-- START RECORDS FOR THE TASK --

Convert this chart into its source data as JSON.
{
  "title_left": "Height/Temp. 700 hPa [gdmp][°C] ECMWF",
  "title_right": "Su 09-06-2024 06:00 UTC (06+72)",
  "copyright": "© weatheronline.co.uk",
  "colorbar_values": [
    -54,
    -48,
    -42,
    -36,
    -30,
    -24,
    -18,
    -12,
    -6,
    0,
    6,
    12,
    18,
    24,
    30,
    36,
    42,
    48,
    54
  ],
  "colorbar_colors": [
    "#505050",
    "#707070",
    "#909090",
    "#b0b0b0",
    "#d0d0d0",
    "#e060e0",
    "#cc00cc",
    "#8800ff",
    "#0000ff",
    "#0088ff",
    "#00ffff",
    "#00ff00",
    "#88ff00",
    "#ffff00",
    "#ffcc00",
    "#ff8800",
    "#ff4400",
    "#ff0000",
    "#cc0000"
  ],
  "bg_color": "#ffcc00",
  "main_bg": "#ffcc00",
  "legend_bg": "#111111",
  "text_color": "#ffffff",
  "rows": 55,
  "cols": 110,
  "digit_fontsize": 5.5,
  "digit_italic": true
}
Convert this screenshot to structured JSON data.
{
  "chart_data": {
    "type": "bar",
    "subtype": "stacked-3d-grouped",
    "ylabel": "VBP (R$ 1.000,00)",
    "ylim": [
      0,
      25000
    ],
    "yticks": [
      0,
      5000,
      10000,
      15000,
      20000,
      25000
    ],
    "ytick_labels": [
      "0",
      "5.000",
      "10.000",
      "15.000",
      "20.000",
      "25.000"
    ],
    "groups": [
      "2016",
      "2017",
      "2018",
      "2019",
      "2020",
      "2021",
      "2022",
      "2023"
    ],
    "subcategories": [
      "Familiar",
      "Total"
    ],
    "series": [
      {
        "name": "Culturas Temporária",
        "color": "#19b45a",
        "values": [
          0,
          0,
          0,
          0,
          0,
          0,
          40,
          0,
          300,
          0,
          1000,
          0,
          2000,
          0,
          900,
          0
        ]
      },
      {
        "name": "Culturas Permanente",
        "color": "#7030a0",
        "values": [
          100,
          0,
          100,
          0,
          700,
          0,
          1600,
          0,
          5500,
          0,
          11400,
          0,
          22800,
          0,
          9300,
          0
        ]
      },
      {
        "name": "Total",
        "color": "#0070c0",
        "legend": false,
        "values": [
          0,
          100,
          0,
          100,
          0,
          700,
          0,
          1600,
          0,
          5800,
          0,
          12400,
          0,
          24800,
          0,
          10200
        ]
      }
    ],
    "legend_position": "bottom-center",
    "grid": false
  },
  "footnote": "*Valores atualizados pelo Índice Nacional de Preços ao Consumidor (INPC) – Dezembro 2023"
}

-- END RECORDS FOR THE TASK --

> _TASK DETAILS_
All of the records must be retyped exactly as they are.

> _ANSWER BELOW_
Convert this chart into its source data as JSON.
{
  "title_left": "Height/Temp. 700 hPa [gdmp][°C] ECMWF",
  "title_right": "Su 09-06-2024 06:00 UTC (06+72)",
  "copyright": "© weatheronline.co.uk",
  "colorbar_values": [
    -54,
    -48,
    -42,
    -36,
    -30,
    -24,
    -18,
    -12,
    -6,
    0,
    6,
    12,
    18,
    24,
    30,
    36,
    42,
    48,
    54
  ],
  "colorbar_colors": [
    "#505050",
    "#707070",
    "#909090",
    "#b0b0b0",
    "#d0d0d0",
    "#e060e0",
    "#cc00cc",
    "#8800ff",
    "#0000ff",
    "#0088ff",
    "#00ffff",
    "#00ff00",
    "#88ff00",
    "#ffff00",
    "#ffcc00",
    "#ff8800",
    "#ff4400",
    "#ff0000",
    "#cc0000"
  ],
  "bg_color": "#ffcc00",
  "main_bg": "#ffcc00",
  "legend_bg": "#111111",
  "text_color": "#ffffff",
  "rows": 55,
  "cols": 110,
  "digit_fontsize": 5.5,
  "digit_italic": true
}
Convert this screenshot to structured JSON data.
{
  "chart_data": {
    "type": "bar",
    "subtype": "stacked-3d-grouped",
    "ylabel": "VBP (R$ 1.000,00)",
    "ylim": [
      0,
      25000
    ],
    "yticks": [
      0,
      5000,
      10000,
      15000,
      20000,
      25000
    ],
    "ytick_labels": [
      "0",
      "5.000",
      "10.000",
      "15.000",
      "20.000",
      "25.000"
    ],
    "groups": [
      "2016",
      "2017",
      "2018",
      "2019",
      "2020",
      "2021",
      "2022",
      "2023"
    ],
    "subcategories": [
      "Familiar",
      "Total"
    ],
    "series": [
      {
        "name": "Culturas Temporária",
        "color": "#19b45a",
        "values": [
          0,
          0,
          0,
          0,
          0,
          0,
          40,
          0,
          300,
          0,
          1000,
          0,
          2000,
          0,
          900,
          0
        ]
      },
      {
        "name": "Culturas Permanente",
        "color": "#7030a0",
        "values": [
          100,
          0,
          100,
          0,
          700,
          0,
          1600,
          0,
          5500,
          0,
          11400,
          0,
          22800,
          0,
          9300,
          0
        ]
      },
      {
        "name": "Total",
        "color": "#0070c0",
        "legend": false,
        "values": [
          0,
          100,
          0,
          100,
          0,
          700,
          0,
          1600,
          0,
          5800,
          0,
          12400,
          0,
          24800,
          0,
          10200
        ]
      }
    ],
    "legend_position": "bottom-center",
    "grid": false
  },
  "footnote": "*Valores atualizados pelo Índice Nacional de Preços ao Consumidor (INPC) – Dezembro 2023"
}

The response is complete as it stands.